** start Exercise materials **
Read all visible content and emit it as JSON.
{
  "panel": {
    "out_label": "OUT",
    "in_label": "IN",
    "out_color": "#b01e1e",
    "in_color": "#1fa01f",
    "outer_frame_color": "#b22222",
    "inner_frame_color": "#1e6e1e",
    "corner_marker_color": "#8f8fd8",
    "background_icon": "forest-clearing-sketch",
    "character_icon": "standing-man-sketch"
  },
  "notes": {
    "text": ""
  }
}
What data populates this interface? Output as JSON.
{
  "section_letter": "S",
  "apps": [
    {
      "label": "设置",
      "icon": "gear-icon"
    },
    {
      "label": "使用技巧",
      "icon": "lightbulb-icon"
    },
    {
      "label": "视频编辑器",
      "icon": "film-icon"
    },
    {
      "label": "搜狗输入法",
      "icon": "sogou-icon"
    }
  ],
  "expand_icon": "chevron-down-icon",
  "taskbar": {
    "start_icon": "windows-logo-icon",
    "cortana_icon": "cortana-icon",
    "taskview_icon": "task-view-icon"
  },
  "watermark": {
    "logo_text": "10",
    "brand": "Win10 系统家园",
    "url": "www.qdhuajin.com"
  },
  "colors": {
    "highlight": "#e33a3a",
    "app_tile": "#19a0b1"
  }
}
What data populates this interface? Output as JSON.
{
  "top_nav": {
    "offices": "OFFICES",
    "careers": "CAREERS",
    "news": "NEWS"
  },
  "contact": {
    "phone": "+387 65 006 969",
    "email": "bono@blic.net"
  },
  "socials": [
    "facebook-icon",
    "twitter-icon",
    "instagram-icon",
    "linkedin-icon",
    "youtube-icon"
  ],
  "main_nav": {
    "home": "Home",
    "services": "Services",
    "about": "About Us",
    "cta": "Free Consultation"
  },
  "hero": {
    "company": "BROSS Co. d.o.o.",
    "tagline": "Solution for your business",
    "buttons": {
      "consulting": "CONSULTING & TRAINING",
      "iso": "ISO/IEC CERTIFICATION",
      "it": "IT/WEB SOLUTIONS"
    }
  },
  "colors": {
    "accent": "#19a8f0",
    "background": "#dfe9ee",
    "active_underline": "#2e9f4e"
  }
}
** end Exercise materials **
- [Exercise instructions] The listing above should be transcribed in full, exactly as written.

- [Response to this task]
Read all visible content and emit it as JSON.
{
  "panel": {
    "out_label": "OUT",
    "in_label": "IN",
    "out_color": "#b01e1e",
    "in_color": "#1fa01f",
    "outer_frame_color": "#b22222",
    "inner_frame_color": "#1e6e1e",
    "corner_marker_color": "#8f8fd8",
    "background_icon": "forest-clearing-sketch",
    "character_icon": "standing-man-sketch"
  },
  "notes": {
    "text": ""
  }
}
What data populates this interface? Output as JSON.
{
  "section_letter": "S",
  "apps": [
    {
      "label": "设置",
      "icon": "gear-icon"
    },
    {
      "label": "使用技巧",
      "icon": "lightbulb-icon"
    },
    {
      "label": "视频编辑器",
      "icon": "film-icon"
    },
    {
      "label": "搜狗输入法",
      "icon": "sogou-icon"
    }
  ],
  "expand_icon": "chevron-down-icon",
  "taskbar": {
    "start_icon": "windows-logo-icon",
    "cortana_icon": "cortana-icon",
    "taskview_icon": "task-view-icon"
  },
  "watermark": {
    "logo_text": "10",
    "brand": "Win10 系统家园",
    "url": "www.qdhuajin.com"
  },
  "colors": {
    "highlight": "#e33a3a",
    "app_tile": "#19a0b1"
  }
}
What data populates this interface? Output as JSON.
{
  "top_nav": {
    "offices": "OFFICES",
    "careers": "CAREERS",
    "news": "NEWS"
  },
  "contact": {
    "phone": "+387 65 006 969",
    "email": "bono@blic.net"
  },
  "socials": [
    "facebook-icon",
    "twitter-icon",
    "instagram-icon",
    "linkedin-icon",
    "youtube-icon"
  ],
  "main_nav": {
    "home": "Home",
    "services": "Services",
    "about": "About Us",
    "cta": "Free Consultation"
  },
  "hero": {
    "company": "BROSS Co. d.o.o.",
    "tagline": "Solution for your business",
    "buttons": {
      "consulting": "CONSULTING & TRAINING",
      "iso": "ISO/IEC CERTIFICATION",
      "it": "IT/WEB SOLUTIONS"
    }
  },
  "colors": {
    "accent": "#19a8f0",
    "background": "#dfe9ee",
    "active_underline": "#2e9f4e"
  }
}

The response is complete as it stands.